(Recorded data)
↓↓↓

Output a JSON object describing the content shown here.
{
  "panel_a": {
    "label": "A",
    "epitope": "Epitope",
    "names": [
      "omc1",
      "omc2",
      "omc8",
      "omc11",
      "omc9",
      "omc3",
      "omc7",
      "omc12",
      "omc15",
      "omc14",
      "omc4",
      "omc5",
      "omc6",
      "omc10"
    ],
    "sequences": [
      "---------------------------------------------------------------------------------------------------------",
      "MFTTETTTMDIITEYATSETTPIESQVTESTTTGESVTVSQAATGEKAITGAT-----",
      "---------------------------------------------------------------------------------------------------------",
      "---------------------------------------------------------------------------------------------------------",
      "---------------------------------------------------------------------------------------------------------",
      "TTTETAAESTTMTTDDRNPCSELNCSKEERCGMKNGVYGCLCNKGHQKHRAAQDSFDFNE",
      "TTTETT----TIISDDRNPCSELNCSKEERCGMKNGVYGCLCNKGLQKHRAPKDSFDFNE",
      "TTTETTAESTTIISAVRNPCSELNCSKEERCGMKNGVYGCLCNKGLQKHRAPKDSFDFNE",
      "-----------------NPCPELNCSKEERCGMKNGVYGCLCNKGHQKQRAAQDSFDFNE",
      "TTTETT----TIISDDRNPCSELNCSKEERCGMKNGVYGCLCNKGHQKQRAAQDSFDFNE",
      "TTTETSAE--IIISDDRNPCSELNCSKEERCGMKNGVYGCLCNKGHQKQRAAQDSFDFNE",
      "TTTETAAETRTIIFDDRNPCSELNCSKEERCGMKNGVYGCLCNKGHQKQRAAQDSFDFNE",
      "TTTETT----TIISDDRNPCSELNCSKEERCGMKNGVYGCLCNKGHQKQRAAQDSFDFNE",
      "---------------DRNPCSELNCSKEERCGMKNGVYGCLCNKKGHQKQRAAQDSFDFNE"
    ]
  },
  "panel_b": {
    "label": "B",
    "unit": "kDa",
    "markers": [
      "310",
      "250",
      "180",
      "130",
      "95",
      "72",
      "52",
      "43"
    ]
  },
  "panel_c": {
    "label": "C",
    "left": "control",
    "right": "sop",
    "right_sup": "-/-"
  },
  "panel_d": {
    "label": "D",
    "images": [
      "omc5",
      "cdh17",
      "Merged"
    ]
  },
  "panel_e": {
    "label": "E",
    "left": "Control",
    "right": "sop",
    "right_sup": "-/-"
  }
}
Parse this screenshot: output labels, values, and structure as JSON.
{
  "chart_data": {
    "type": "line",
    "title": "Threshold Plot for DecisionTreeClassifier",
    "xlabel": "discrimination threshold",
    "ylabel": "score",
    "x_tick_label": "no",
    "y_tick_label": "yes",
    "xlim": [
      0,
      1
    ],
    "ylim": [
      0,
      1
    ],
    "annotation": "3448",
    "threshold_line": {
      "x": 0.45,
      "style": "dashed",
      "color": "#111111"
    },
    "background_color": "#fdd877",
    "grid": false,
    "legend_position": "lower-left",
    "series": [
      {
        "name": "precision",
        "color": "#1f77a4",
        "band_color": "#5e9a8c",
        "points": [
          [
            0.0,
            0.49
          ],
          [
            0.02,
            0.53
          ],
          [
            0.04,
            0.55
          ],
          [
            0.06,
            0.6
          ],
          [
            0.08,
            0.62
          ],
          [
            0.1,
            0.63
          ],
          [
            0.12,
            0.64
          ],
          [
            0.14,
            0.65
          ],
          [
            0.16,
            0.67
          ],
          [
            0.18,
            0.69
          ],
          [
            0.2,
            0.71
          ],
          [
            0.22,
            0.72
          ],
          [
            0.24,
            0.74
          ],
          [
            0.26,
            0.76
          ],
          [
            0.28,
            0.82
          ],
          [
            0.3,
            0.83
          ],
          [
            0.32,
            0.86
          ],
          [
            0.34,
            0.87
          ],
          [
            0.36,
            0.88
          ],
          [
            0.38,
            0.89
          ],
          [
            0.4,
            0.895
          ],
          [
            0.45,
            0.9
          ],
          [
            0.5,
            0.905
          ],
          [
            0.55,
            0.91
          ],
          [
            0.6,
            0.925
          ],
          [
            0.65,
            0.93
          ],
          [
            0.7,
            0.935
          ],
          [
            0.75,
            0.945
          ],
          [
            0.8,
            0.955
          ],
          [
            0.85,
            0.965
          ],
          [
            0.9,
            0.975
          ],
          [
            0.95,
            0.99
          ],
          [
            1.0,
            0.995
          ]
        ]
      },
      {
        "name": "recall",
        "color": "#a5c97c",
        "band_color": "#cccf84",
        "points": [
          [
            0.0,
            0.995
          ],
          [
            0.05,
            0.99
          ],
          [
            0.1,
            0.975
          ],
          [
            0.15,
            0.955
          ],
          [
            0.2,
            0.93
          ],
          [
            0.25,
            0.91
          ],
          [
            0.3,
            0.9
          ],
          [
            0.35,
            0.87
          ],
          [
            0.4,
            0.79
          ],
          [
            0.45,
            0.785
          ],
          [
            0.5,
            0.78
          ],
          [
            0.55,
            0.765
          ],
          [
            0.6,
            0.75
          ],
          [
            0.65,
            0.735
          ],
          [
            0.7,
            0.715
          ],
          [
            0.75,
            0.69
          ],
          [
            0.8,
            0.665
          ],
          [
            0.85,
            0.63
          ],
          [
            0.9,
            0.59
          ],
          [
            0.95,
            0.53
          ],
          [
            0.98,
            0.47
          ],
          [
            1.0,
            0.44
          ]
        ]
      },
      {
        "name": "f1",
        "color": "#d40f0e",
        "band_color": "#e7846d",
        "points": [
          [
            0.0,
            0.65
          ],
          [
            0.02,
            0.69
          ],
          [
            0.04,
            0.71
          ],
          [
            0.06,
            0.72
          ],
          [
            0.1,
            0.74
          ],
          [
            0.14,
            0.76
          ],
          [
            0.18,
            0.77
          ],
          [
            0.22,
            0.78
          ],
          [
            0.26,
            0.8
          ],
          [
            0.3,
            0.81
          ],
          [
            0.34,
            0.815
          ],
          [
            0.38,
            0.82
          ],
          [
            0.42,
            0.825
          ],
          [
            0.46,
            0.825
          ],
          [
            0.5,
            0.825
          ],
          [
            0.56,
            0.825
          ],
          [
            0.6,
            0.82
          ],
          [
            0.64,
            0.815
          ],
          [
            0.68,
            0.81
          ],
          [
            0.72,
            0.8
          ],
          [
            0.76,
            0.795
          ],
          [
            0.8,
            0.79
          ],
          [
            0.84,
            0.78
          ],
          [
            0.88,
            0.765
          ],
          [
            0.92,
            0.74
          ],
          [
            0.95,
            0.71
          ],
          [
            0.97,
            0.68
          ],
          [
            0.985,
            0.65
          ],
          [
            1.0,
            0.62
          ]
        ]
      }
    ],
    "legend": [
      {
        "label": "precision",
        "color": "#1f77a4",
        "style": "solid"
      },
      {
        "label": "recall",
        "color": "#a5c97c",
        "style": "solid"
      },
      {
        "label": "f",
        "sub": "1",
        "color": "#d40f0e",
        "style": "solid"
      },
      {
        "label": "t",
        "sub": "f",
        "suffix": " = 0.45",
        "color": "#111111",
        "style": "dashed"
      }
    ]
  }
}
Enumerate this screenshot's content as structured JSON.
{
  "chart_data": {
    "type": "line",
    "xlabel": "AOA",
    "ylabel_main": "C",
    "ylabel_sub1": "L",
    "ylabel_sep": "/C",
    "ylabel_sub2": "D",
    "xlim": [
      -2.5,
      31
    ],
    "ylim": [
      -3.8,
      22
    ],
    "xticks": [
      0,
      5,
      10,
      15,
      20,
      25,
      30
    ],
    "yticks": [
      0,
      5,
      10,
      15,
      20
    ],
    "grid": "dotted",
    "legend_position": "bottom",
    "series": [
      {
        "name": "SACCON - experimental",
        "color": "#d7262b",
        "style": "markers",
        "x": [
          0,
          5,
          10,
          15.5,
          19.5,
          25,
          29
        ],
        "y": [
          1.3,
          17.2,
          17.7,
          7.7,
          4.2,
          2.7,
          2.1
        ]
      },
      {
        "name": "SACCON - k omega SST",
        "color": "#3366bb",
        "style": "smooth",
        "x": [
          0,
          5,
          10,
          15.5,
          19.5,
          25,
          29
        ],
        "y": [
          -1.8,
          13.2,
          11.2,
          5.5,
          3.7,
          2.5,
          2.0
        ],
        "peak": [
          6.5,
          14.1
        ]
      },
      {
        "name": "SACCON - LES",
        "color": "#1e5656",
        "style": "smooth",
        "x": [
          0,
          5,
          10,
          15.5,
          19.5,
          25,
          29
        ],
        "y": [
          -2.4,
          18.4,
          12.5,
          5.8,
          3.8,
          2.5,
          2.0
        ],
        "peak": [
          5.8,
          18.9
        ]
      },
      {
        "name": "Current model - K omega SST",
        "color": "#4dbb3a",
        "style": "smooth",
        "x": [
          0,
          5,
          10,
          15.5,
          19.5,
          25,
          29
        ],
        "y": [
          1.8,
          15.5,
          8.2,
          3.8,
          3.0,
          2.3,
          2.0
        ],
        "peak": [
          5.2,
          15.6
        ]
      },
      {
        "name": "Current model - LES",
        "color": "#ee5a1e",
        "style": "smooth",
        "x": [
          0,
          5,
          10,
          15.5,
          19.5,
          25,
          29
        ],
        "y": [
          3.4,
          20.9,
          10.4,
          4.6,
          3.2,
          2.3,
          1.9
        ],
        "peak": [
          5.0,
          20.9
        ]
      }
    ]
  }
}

↑↑↑

Written task —
Answer with one number: how many lines in the listing hold "content".

Exercise answer —
2